Here are some records; quote them exactly, leaving out the pictures.

---- RECORDS PROVIDED

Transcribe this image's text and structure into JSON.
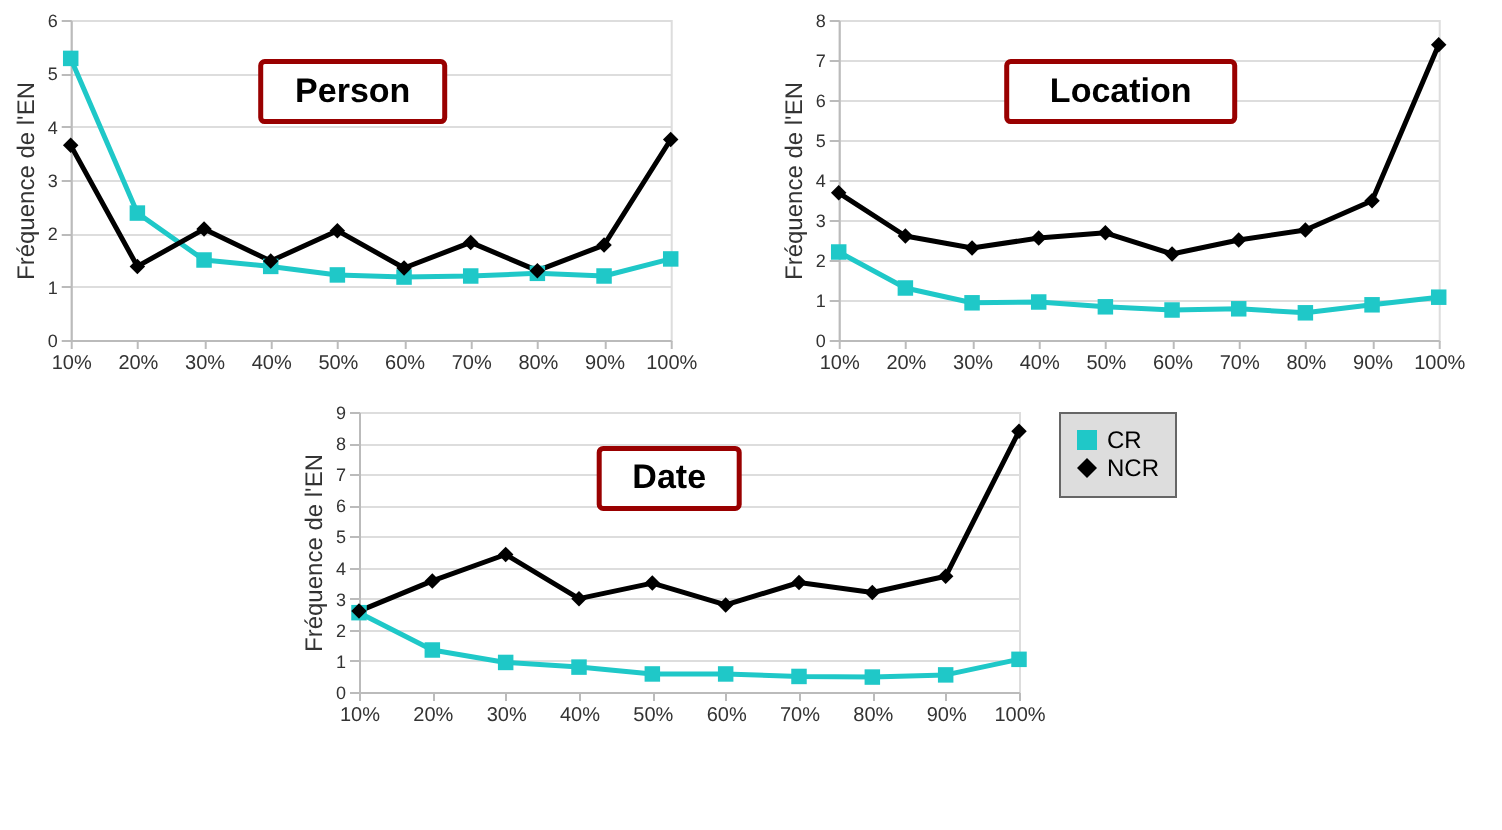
{
  "chart_data": [
    {
      "type": "line",
      "title": "Person",
      "ylabel": "Fréquence de l'EN",
      "categories": [
        "10%",
        "20%",
        "30%",
        "40%",
        "50%",
        "60%",
        "70%",
        "80%",
        "90%",
        "100%"
      ],
      "ylim": [
        0,
        6
      ],
      "yticks": [
        0,
        1,
        2,
        3,
        4,
        5,
        6
      ],
      "grid": "y",
      "legend": false,
      "series": [
        {
          "color": "#1fc8c8",
          "marker": "square",
          "values": [
            5.28,
            2.38,
            1.5,
            1.38,
            1.22,
            1.18,
            1.2,
            1.25,
            1.2,
            1.52
          ]
        },
        {
          "color": "#000000",
          "marker": "diamond",
          "values": [
            3.65,
            1.38,
            2.08,
            1.48,
            2.05,
            1.35,
            1.83,
            1.3,
            1.78,
            3.76
          ]
        }
      ]
    },
    {
      "type": "line",
      "title": "Location",
      "ylabel": "Fréquence de l'EN",
      "categories": [
        "10%",
        "20%",
        "30%",
        "40%",
        "50%",
        "60%",
        "70%",
        "80%",
        "90%",
        "100%"
      ],
      "ylim": [
        0,
        8
      ],
      "yticks": [
        0,
        1,
        2,
        3,
        4,
        5,
        6,
        7,
        8
      ],
      "grid": "y",
      "legend": false,
      "series": [
        {
          "color": "#1fc8c8",
          "marker": "square",
          "values": [
            2.2,
            1.3,
            0.93,
            0.95,
            0.83,
            0.75,
            0.78,
            0.68,
            0.88,
            1.07
          ]
        },
        {
          "color": "#000000",
          "marker": "diamond",
          "values": [
            3.68,
            2.6,
            2.3,
            2.55,
            2.68,
            2.15,
            2.5,
            2.75,
            3.48,
            7.38
          ]
        }
      ]
    },
    {
      "type": "line",
      "title": "Date",
      "ylabel": "Fréquence de l'EN",
      "categories": [
        "10%",
        "20%",
        "30%",
        "40%",
        "50%",
        "60%",
        "70%",
        "80%",
        "90%",
        "100%"
      ],
      "ylim": [
        0,
        9
      ],
      "yticks": [
        0,
        1,
        2,
        3,
        4,
        5,
        6,
        7,
        8,
        9
      ],
      "grid": "y",
      "legend": "right",
      "series": [
        {
          "name": "CR",
          "color": "#1fc8c8",
          "marker": "square",
          "values": [
            2.55,
            1.35,
            0.95,
            0.8,
            0.58,
            0.58,
            0.5,
            0.48,
            0.55,
            1.05
          ]
        },
        {
          "name": "NCR",
          "color": "#000000",
          "marker": "diamond",
          "values": [
            2.6,
            3.57,
            4.42,
            3.0,
            3.5,
            2.8,
            3.52,
            3.2,
            3.72,
            8.38
          ]
        }
      ]
    }
  ]
}
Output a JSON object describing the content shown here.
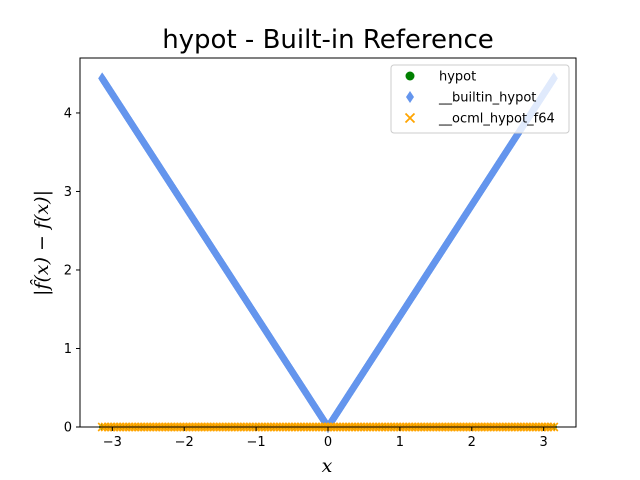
{
  "chart_data": {
    "type": "scatter",
    "title": "hypot - Built-in Reference",
    "xlabel": "x",
    "ylabel": "|f̂(x) − f(x)|",
    "xlim": [
      -3.45,
      3.45
    ],
    "ylim": [
      0,
      4.7
    ],
    "xticks": [
      -3,
      -2,
      -1,
      0,
      1,
      2,
      3
    ],
    "xtick_labels": [
      "−3",
      "−2",
      "−1",
      "0",
      "1",
      "2",
      "3"
    ],
    "yticks": [
      0,
      1,
      2,
      3,
      4
    ],
    "ytick_labels": [
      "0",
      "1",
      "2",
      "3",
      "4"
    ],
    "grid": false,
    "legend_position": "top-right",
    "series": [
      {
        "name": "hypot",
        "marker": "circle",
        "color": "#008000",
        "x": [
          -3.14159,
          3.14159
        ],
        "y": [
          0,
          0
        ]
      },
      {
        "name": "__builtin_hypot",
        "marker": "diamond",
        "color": "#6495ed",
        "x": [
          -3.14159,
          0,
          3.14159
        ],
        "y": [
          4.44,
          0,
          4.44
        ]
      },
      {
        "name": "__ocml_hypot_f64",
        "marker": "x",
        "color": "#ffa500",
        "x": [
          -3.14159,
          3.14159
        ],
        "y": [
          0,
          0
        ]
      }
    ]
  }
}
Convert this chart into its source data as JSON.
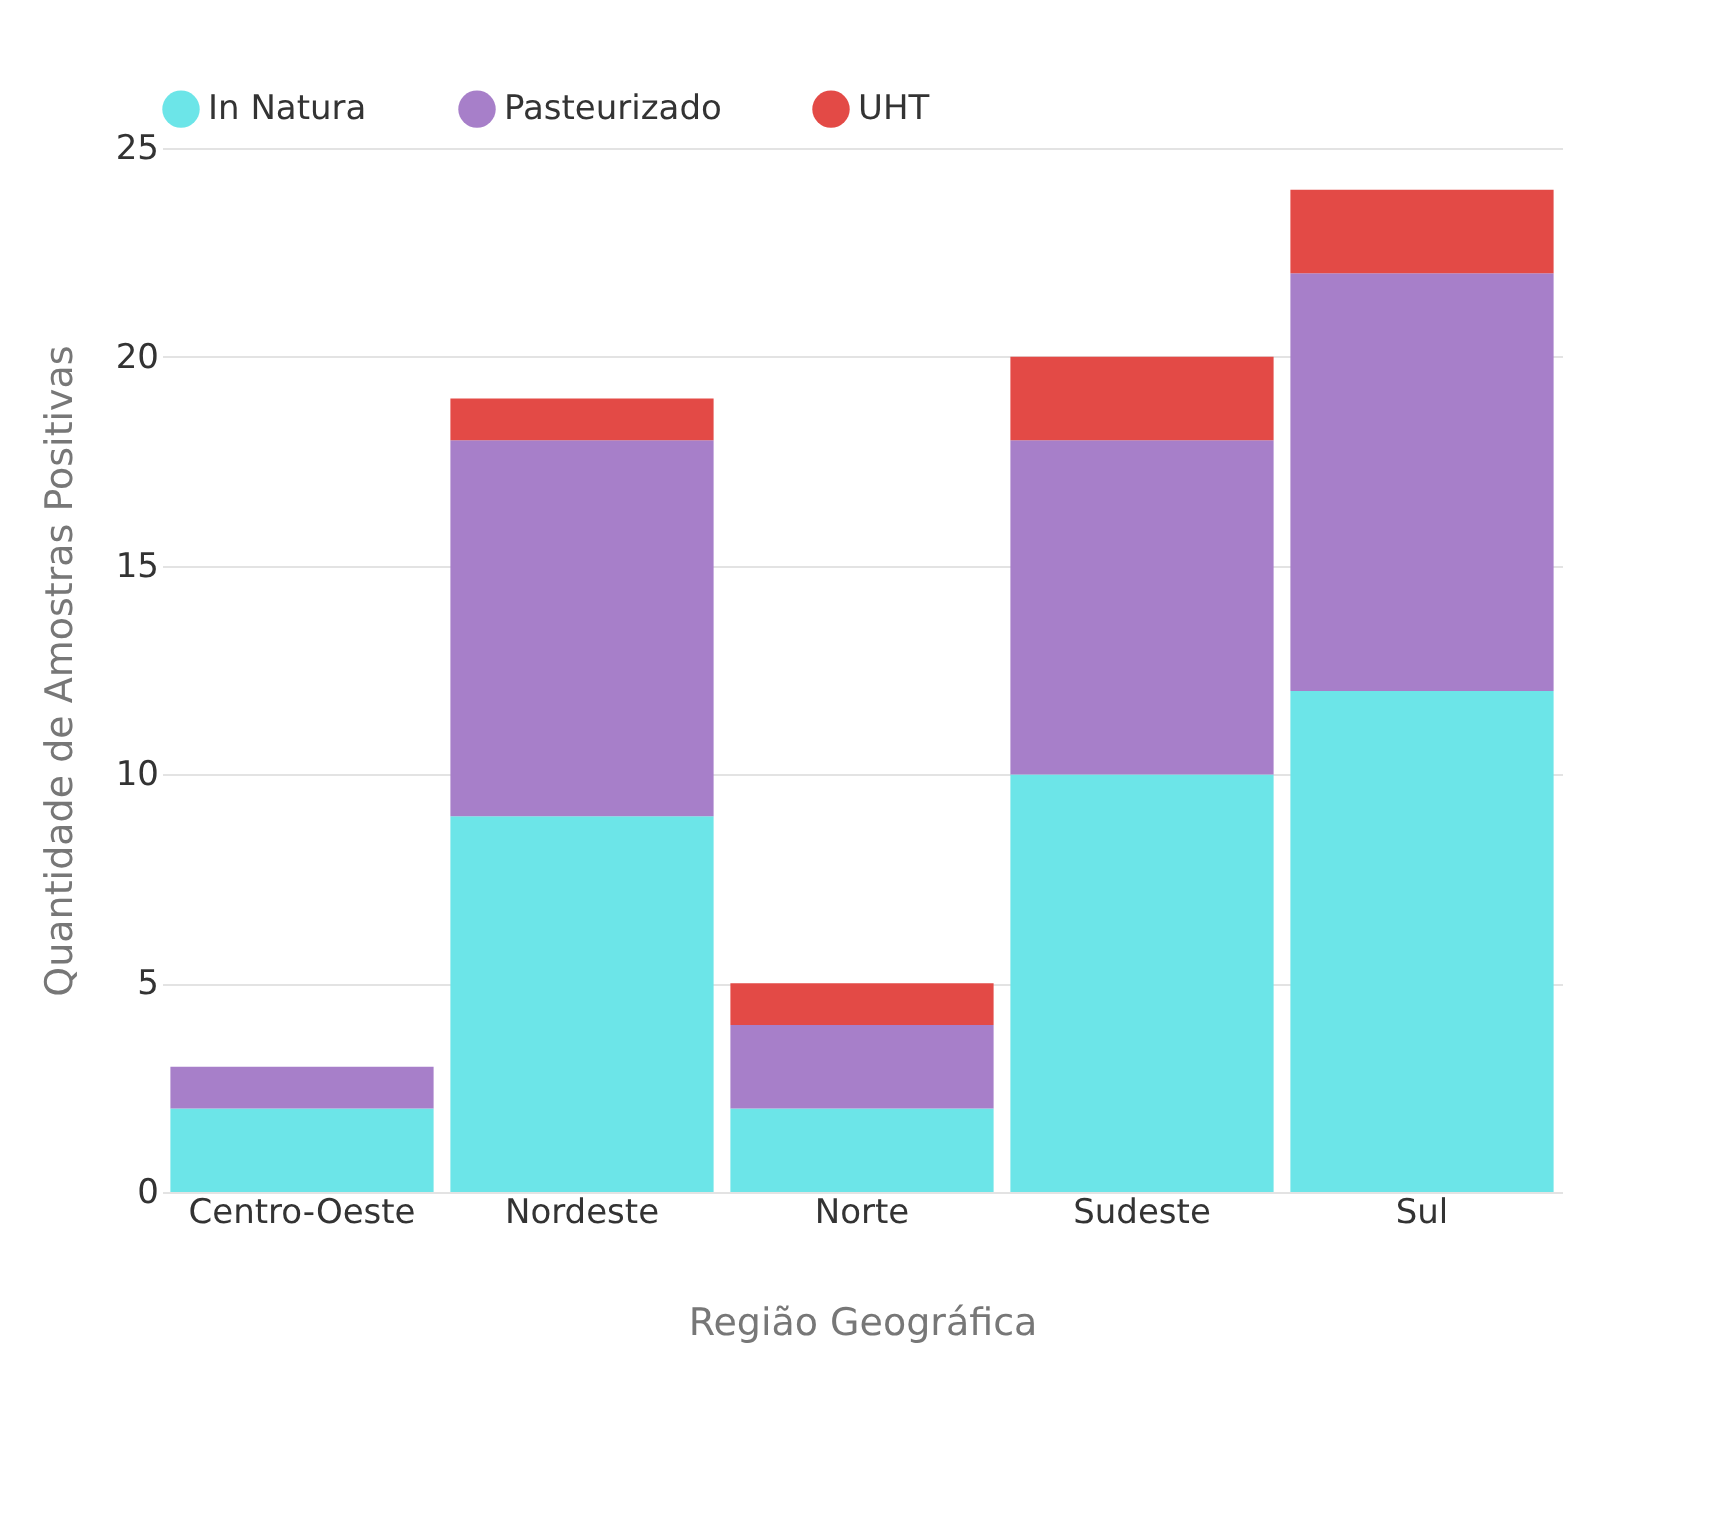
{
  "chart_data": {
    "type": "bar",
    "stacked": true,
    "xlabel": "Região Geográfica",
    "ylabel": "Quantidade de Amostras Positivas",
    "categories": [
      "Centro-Oeste",
      "Nordeste",
      "Norte",
      "Sudeste",
      "Sul"
    ],
    "series": [
      {
        "name": "In Natura",
        "color": "#6ce5e8",
        "values": [
          2,
          9,
          2,
          10,
          12
        ]
      },
      {
        "name": "Pasteurizado",
        "color": "#a77fc9",
        "values": [
          1,
          9,
          2,
          8,
          10
        ]
      },
      {
        "name": "UHT",
        "color": "#e34a46",
        "values": [
          0,
          1,
          1,
          2,
          2
        ]
      }
    ],
    "ylim": [
      0,
      25
    ],
    "yticks": [
      0,
      5,
      10,
      15,
      20,
      25
    ],
    "grid": "y",
    "legend": "top"
  }
}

--------

### THE OUTPUT
Transcribe this image's text and structure into JSON.
{
  "chart_data": [
    {
      "type": "line",
      "title": "Person",
      "ylabel": "Fréquence de l'EN",
      "categories": [
        "10%",
        "20%",
        "30%",
        "40%",
        "50%",
        "60%",
        "70%",
        "80%",
        "90%",
        "100%"
      ],
      "ylim": [
        0,
        6
      ],
      "yticks": [
        0,
        1,
        2,
        3,
        4,
        5,
        6
      ],
      "grid": "y",
      "legend": false,
      "series": [
        {
          "color": "#1fc8c8",
          "marker": "square",
          "values": [
            5.28,
            2.38,
            1.5,
            1.38,
            1.22,
            1.18,
            1.2,
            1.25,
            1.2,
            1.52
          ]
        },
        {
          "color": "#000000",
          "marker": "diamond",
          "values": [
            3.65,
            1.38,
            2.08,
            1.48,
            2.05,
            1.35,
            1.83,
            1.3,
            1.78,
            3.76
          ]
        }
      ]
    },
    {
      "type": "line",
      "title": "Location",
      "ylabel": "Fréquence de l'EN",
      "categories": [
        "10%",
        "20%",
        "30%",
        "40%",
        "50%",
        "60%",
        "70%",
        "80%",
        "90%",
        "100%"
      ],
      "ylim": [
        0,
        8
      ],
      "yticks": [
        0,
        1,
        2,
        3,
        4,
        5,
        6,
        7,
        8
      ],
      "grid": "y",
      "legend": false,
      "series": [
        {
          "color": "#1fc8c8",
          "marker": "square",
          "values": [
            2.2,
            1.3,
            0.93,
            0.95,
            0.83,
            0.75,
            0.78,
            0.68,
            0.88,
            1.07
          ]
        },
        {
          "color": "#000000",
          "marker": "diamond",
          "values": [
            3.68,
            2.6,
            2.3,
            2.55,
            2.68,
            2.15,
            2.5,
            2.75,
            3.48,
            7.38
          ]
        }
      ]
    },
    {
      "type": "line",
      "title": "Date",
      "ylabel": "Fréquence de l'EN",
      "categories": [
        "10%",
        "20%",
        "30%",
        "40%",
        "50%",
        "60%",
        "70%",
        "80%",
        "90%",
        "100%"
      ],
      "ylim": [
        0,
        9
      ],
      "yticks": [
        0,
        1,
        2,
        3,
        4,
        5,
        6,
        7,
        8,
        9
      ],
      "grid": "y",
      "legend": "right",
      "series": [
        {
          "name": "CR",
          "color": "#1fc8c8",
          "marker": "square",
          "values": [
            2.55,
            1.35,
            0.95,
            0.8,
            0.58,
            0.58,
            0.5,
            0.48,
            0.55,
            1.05
          ]
        },
        {
          "name": "NCR",
          "color": "#000000",
          "marker": "diamond",
          "values": [
            2.6,
            3.57,
            4.42,
            3.0,
            3.5,
            2.8,
            3.52,
            3.2,
            3.72,
            8.38
          ]
        }
      ]
    }
  ]
}
Output a JSON object describing the content shown here.
{
  "chart_data": {
    "type": "scatter",
    "title": "hypot - Built-in Reference",
    "xlabel": "x",
    "ylabel": "|f̂(x) − f(x)|",
    "xlim": [
      -3.45,
      3.45
    ],
    "ylim": [
      0,
      4.7
    ],
    "xticks": [
      -3,
      -2,
      -1,
      0,
      1,
      2,
      3
    ],
    "xtick_labels": [
      "−3",
      "−2",
      "−1",
      "0",
      "1",
      "2",
      "3"
    ],
    "yticks": [
      0,
      1,
      2,
      3,
      4
    ],
    "ytick_labels": [
      "0",
      "1",
      "2",
      "3",
      "4"
    ],
    "grid": false,
    "legend_position": "top-right",
    "series": [
      {
        "name": "hypot",
        "marker": "circle",
        "color": "#008000",
        "x": [
          -3.14159,
          3.14159
        ],
        "y": [
          0,
          0
        ]
      },
      {
        "name": "__builtin_hypot",
        "marker": "diamond",
        "color": "#6495ed",
        "x": [
          -3.14159,
          0,
          3.14159
        ],
        "y": [
          4.44,
          0,
          4.44
        ]
      },
      {
        "name": "__ocml_hypot_f64",
        "marker": "x",
        "color": "#ffa500",
        "x": [
          -3.14159,
          3.14159
        ],
        "y": [
          0,
          0
        ]
      }
    ]
  }
}
Convert this chart into its source data as JSON.
{
  "chart_data": {
    "type": "bar",
    "stacked": true,
    "xlabel": "Região Geográfica",
    "ylabel": "Quantidade de Amostras Positivas",
    "categories": [
      "Centro-Oeste",
      "Nordeste",
      "Norte",
      "Sudeste",
      "Sul"
    ],
    "series": [
      {
        "name": "In Natura",
        "color": "#6ce5e8",
        "values": [
          2,
          9,
          2,
          10,
          12
        ]
      },
      {
        "name": "Pasteurizado",
        "color": "#a77fc9",
        "values": [
          1,
          9,
          2,
          8,
          10
        ]
      },
      {
        "name": "UHT",
        "color": "#e34a46",
        "values": [
          0,
          1,
          1,
          2,
          2
        ]
      }
    ],
    "ylim": [
      0,
      25
    ],
    "yticks": [
      0,
      5,
      10,
      15,
      20,
      25
    ],
    "grid": "y",
    "legend": "top"
  }
}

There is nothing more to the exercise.